> Consigne: Dans l'extrait d'entretien ci-dessous, recopiez tout le passage qui va de « Donc tu gardes » jusqu'à « c’est quoi ? ».

> Extrait du document:
══════
Il y a beaucoup de nostalgie dans ces chansons. « Iron Curtain », par exemple, c’est de la nostalgie pour la période soviétique, le rideau de fer… C’est un retour à l’époque pré-capitaliste lorsque Wall-Street, les promoteurs immobiliers et la publicité n’existaient pas. Imagine un mur qui retienne toutes les saletés, toutes les ordures. Ce mur a existé, c’était le rideau de fer. C’est comme une sorte de fantasme, un rêve. « Rome Wasn’t Burnt In A Day » est un morceau plus classique, presqu’un chant de football, qui t’encourage à continuer, malgré les obstacles et malgré un contexte politique, musical et artistique défavorable. Quoi qu’il arrive, il faut qu’on se souvienne que Rome n’a pas été détruite en un jour. Il a fallu des centaines d’années avant que sa domination prenne fin. Donc, tout simplement, le message c’est : continue et tu seras récompensé.

Donc tu gardes espoir ?

Oui, la civilisation et la technologie n’ont rien amené de bon. Mais il faut garder espoir. C’est tout le message d’Escape-Ism.

Ton futur à toi, c’est quoi ?
══════
> Données fournies:
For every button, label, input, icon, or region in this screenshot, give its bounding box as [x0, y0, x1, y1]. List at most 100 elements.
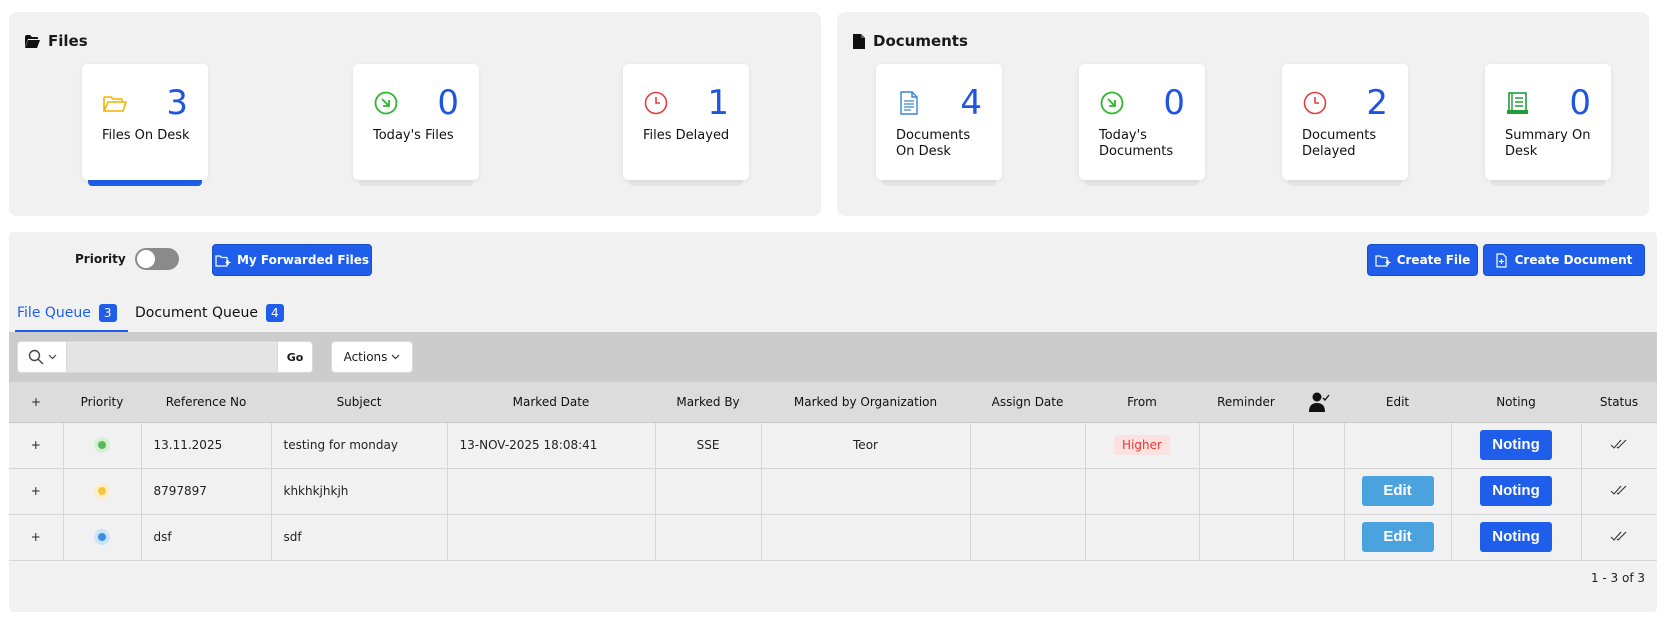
══════
> Corrigé complet:
Donc tu gardes espoir ?

Oui, la civilisation et la technologie n’ont rien amené de bon. Mais il faut garder espoir. C’est tout le message d’Escape-Ism.

Ton futur à toi, c’est quoi ?